[Excerpt from a dataset]
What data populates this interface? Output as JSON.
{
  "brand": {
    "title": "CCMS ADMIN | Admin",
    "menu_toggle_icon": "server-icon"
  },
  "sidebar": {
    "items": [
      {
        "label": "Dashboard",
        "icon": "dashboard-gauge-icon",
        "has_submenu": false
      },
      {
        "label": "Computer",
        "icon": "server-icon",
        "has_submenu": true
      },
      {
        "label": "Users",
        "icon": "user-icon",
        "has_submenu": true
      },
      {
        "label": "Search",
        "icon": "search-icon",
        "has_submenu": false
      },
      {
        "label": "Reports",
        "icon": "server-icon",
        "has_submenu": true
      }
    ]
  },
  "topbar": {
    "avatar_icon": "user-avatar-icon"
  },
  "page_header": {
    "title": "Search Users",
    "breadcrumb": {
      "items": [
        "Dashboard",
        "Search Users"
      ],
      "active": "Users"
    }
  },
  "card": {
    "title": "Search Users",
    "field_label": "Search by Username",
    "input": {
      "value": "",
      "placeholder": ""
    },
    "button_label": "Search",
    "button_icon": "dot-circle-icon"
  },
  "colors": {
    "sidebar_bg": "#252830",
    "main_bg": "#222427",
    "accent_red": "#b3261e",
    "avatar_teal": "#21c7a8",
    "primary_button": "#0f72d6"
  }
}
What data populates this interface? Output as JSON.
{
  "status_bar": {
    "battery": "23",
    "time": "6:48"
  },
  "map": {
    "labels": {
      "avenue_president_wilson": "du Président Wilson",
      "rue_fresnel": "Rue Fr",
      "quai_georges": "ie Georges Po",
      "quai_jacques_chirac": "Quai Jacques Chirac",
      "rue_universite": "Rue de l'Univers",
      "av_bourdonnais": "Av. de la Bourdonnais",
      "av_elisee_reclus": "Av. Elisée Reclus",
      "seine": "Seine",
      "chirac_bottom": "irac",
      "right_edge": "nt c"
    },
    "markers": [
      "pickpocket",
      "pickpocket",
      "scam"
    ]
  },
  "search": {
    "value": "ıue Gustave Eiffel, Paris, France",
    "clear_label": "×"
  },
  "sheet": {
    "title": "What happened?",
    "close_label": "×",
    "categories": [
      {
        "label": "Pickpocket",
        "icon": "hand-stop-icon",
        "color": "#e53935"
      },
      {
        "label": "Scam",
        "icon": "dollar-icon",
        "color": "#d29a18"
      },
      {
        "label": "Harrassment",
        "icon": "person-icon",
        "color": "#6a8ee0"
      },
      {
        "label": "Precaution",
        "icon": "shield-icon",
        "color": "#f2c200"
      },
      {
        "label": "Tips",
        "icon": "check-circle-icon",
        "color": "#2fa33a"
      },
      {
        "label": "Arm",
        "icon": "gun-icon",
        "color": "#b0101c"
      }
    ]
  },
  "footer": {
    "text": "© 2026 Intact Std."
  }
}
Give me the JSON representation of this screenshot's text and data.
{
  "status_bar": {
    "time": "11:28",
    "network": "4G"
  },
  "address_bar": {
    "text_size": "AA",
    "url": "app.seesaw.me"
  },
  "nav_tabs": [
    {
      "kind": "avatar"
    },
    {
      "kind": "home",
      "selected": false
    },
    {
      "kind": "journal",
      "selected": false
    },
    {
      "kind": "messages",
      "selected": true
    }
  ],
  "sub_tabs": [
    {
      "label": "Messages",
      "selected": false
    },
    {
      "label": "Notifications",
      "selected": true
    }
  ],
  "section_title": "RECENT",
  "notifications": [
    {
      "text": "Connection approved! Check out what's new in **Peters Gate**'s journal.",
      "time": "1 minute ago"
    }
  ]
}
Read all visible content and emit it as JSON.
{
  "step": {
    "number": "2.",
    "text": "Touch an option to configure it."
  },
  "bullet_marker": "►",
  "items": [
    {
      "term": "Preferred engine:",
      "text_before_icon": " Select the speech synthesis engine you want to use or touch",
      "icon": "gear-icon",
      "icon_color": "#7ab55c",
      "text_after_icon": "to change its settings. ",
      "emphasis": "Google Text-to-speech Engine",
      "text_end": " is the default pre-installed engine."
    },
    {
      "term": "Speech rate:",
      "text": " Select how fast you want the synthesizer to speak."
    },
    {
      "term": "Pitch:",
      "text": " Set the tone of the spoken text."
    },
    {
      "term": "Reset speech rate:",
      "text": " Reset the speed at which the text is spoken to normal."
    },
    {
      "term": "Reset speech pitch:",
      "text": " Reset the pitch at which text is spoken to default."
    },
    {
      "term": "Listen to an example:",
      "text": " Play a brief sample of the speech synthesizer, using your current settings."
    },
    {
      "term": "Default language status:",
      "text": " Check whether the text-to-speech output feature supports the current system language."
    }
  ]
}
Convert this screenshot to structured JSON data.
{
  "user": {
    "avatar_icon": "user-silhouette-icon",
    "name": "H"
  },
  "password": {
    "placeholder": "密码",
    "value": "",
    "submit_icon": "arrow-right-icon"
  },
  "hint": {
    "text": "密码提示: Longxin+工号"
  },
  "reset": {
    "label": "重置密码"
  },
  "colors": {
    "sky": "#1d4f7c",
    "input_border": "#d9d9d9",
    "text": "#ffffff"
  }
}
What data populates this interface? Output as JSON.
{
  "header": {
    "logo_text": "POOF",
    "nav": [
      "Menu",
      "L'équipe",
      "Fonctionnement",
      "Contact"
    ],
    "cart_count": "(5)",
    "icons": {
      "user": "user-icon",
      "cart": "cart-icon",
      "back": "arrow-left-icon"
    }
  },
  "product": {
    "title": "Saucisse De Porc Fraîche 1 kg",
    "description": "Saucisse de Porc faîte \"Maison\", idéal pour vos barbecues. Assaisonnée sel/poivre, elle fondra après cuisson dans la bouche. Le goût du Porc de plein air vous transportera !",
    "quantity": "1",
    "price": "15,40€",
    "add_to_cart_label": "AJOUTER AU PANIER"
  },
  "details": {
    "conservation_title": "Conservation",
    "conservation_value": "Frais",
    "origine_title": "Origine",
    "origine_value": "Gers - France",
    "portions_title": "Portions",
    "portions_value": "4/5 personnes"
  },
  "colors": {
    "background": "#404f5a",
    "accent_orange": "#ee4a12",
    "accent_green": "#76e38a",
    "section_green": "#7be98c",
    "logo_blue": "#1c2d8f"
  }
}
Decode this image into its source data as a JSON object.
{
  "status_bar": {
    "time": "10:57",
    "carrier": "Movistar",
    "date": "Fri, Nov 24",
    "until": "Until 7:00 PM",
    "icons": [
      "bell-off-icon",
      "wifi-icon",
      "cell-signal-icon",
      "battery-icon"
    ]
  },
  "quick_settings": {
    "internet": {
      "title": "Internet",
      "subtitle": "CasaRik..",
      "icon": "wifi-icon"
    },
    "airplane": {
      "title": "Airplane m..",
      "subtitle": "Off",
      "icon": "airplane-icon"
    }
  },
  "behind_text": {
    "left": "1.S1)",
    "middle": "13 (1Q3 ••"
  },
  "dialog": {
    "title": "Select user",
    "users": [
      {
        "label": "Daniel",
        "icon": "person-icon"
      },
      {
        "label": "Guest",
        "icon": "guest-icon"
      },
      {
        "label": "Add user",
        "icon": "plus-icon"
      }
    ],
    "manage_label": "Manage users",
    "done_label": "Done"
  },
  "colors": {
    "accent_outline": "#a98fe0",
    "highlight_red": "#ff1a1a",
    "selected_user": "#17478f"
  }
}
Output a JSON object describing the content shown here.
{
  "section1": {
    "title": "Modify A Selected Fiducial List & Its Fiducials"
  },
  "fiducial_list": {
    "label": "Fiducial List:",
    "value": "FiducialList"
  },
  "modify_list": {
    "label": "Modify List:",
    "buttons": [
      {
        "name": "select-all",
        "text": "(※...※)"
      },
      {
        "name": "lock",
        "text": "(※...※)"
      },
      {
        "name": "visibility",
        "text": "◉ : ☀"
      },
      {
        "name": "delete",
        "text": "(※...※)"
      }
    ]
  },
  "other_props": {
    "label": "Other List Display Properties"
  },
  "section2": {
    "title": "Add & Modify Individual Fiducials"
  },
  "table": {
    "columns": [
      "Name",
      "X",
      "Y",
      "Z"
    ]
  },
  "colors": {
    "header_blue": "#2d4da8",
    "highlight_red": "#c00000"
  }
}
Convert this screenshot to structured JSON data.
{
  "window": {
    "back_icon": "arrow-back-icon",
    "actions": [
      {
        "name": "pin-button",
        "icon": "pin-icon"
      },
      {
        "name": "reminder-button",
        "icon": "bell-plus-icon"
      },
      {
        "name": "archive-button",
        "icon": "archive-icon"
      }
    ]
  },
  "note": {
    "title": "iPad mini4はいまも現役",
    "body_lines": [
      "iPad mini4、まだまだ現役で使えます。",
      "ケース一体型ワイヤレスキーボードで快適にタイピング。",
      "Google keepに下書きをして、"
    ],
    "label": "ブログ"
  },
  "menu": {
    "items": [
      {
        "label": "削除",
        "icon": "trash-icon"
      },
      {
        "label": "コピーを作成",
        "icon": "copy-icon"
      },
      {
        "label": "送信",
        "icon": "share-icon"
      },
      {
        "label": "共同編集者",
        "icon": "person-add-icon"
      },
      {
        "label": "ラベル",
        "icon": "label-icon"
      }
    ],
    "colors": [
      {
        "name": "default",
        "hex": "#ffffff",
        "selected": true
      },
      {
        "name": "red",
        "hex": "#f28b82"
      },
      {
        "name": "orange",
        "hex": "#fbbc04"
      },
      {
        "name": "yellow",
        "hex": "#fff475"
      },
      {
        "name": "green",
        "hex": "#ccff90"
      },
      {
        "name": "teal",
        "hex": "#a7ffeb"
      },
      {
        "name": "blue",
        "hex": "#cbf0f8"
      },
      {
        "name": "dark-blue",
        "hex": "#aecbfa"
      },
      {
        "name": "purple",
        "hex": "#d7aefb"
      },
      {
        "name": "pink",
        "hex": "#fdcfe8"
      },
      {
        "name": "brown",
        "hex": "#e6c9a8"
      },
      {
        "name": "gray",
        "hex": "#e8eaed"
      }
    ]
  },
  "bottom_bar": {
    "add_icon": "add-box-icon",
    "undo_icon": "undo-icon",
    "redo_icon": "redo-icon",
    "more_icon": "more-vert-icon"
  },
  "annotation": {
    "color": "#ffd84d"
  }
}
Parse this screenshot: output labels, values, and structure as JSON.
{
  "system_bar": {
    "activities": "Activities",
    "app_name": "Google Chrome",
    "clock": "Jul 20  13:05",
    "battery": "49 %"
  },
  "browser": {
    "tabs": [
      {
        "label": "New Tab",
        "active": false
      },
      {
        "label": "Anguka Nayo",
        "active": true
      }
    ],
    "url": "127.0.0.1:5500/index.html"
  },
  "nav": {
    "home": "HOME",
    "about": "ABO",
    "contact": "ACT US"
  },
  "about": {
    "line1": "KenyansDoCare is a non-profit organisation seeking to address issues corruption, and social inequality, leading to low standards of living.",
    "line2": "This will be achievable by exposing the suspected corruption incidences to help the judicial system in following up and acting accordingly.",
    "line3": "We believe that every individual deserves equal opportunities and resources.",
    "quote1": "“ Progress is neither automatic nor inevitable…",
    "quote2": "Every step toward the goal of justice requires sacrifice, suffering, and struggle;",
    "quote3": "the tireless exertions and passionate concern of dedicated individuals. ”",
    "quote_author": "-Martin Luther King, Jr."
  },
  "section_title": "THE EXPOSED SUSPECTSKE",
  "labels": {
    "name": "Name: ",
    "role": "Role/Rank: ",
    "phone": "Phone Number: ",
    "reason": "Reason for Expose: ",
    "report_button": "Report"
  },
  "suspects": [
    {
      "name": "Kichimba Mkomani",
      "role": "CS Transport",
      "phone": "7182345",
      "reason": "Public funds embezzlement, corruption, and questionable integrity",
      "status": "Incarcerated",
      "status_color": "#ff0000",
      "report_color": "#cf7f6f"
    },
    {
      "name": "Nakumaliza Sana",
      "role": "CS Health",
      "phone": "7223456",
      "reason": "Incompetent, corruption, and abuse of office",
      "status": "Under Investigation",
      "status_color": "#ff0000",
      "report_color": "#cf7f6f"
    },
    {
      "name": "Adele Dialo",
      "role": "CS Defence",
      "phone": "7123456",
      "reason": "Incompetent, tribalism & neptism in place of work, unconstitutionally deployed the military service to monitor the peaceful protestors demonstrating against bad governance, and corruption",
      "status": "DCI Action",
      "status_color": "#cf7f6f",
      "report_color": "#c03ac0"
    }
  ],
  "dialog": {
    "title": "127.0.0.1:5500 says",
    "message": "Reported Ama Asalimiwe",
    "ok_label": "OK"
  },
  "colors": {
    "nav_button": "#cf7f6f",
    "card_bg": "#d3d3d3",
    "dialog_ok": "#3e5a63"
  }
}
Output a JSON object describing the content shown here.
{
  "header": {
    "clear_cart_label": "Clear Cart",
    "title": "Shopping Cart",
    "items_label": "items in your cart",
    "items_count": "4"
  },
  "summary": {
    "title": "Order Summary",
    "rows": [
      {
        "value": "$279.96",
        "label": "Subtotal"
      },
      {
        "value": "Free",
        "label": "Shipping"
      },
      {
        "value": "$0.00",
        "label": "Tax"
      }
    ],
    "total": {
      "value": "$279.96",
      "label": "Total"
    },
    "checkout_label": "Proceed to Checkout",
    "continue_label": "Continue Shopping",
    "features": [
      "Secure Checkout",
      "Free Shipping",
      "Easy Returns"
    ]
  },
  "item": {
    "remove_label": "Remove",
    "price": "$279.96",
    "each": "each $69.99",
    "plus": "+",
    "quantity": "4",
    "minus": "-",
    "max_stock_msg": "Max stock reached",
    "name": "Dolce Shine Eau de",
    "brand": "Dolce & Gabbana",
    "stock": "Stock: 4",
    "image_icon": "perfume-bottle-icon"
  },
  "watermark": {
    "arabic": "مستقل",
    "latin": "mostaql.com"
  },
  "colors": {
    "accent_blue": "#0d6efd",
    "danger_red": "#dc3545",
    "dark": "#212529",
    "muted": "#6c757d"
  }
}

- **Problem description**
Go through the records and pull out each line that includes the word "reason".

- **Response**
    "reason": "Reason for Expose: ",
      "reason": "Public funds embezzlement, corruption, and questionable integrity",
      "reason": "Incompetent, corruption, and abuse of office",
      "reason": "Incompetent, tribalism & neptism in place of work, unconstitutionally deployed the military service to monitor the peaceful protestors demonstrating against bad governance, and corruption",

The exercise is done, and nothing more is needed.